# [WHAT YOU SHOULD DO]
All records must be quoted exactly. Omit the pictures.

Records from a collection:

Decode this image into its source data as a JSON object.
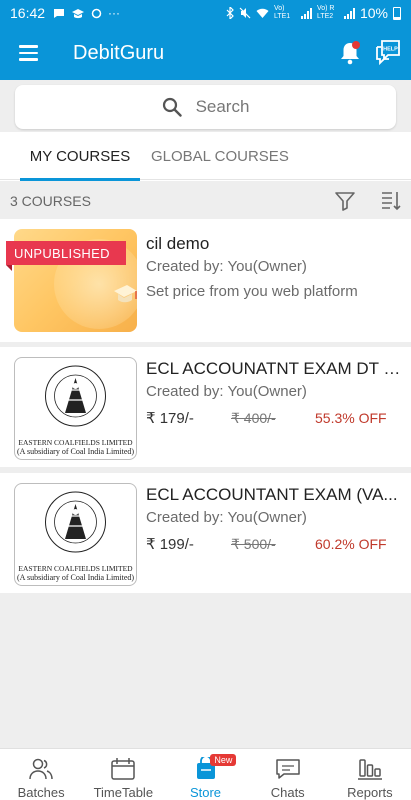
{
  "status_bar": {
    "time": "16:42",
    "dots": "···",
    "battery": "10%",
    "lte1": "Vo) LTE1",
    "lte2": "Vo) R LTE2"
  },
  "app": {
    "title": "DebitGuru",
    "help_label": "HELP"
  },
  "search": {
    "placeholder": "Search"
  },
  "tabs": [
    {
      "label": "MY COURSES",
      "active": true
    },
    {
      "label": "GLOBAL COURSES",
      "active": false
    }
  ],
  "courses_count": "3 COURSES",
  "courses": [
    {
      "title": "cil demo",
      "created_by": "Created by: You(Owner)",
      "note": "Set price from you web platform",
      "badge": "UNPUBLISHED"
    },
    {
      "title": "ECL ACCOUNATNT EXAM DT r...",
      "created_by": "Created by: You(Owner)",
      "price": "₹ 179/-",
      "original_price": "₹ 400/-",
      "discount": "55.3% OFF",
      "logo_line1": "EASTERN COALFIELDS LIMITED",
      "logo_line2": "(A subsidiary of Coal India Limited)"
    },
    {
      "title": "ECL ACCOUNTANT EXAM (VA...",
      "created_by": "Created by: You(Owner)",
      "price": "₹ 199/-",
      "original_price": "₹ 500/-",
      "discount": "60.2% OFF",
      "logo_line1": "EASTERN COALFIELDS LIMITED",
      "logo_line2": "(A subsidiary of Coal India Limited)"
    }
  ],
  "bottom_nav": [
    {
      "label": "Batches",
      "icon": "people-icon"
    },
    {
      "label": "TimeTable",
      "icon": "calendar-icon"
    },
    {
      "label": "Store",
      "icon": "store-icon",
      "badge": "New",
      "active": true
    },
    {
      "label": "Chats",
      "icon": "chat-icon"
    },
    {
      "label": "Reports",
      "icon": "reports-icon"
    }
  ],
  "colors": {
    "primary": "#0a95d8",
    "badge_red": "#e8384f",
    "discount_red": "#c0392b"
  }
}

# [ANSWER TO THIS TASK]
Decode this image into its source data as a JSON object.
{
  "status_bar": {
    "time": "16:42",
    "dots": "···",
    "battery": "10%",
    "lte1": "Vo) LTE1",
    "lte2": "Vo) R LTE2"
  },
  "app": {
    "title": "DebitGuru",
    "help_label": "HELP"
  },
  "search": {
    "placeholder": "Search"
  },
  "tabs": [
    {
      "label": "MY COURSES",
      "active": true
    },
    {
      "label": "GLOBAL COURSES",
      "active": false
    }
  ],
  "courses_count": "3 COURSES",
  "courses": [
    {
      "title": "cil demo",
      "created_by": "Created by: You(Owner)",
      "note": "Set price from you web platform",
      "badge": "UNPUBLISHED"
    },
    {
      "title": "ECL ACCOUNATNT EXAM DT r...",
      "created_by": "Created by: You(Owner)",
      "price": "₹ 179/-",
      "original_price": "₹ 400/-",
      "discount": "55.3% OFF",
      "logo_line1": "EASTERN COALFIELDS LIMITED",
      "logo_line2": "(A subsidiary of Coal India Limited)"
    },
    {
      "title": "ECL ACCOUNTANT EXAM (VA...",
      "created_by": "Created by: You(Owner)",
      "price": "₹ 199/-",
      "original_price": "₹ 500/-",
      "discount": "60.2% OFF",
      "logo_line1": "EASTERN COALFIELDS LIMITED",
      "logo_line2": "(A subsidiary of Coal India Limited)"
    }
  ],
  "bottom_nav": [
    {
      "label": "Batches",
      "icon": "people-icon"
    },
    {
      "label": "TimeTable",
      "icon": "calendar-icon"
    },
    {
      "label": "Store",
      "icon": "store-icon",
      "badge": "New",
      "active": true
    },
    {
      "label": "Chats",
      "icon": "chat-icon"
    },
    {
      "label": "Reports",
      "icon": "reports-icon"
    }
  ],
  "colors": {
    "primary": "#0a95d8",
    "badge_red": "#e8384f",
    "discount_red": "#c0392b"
  }
}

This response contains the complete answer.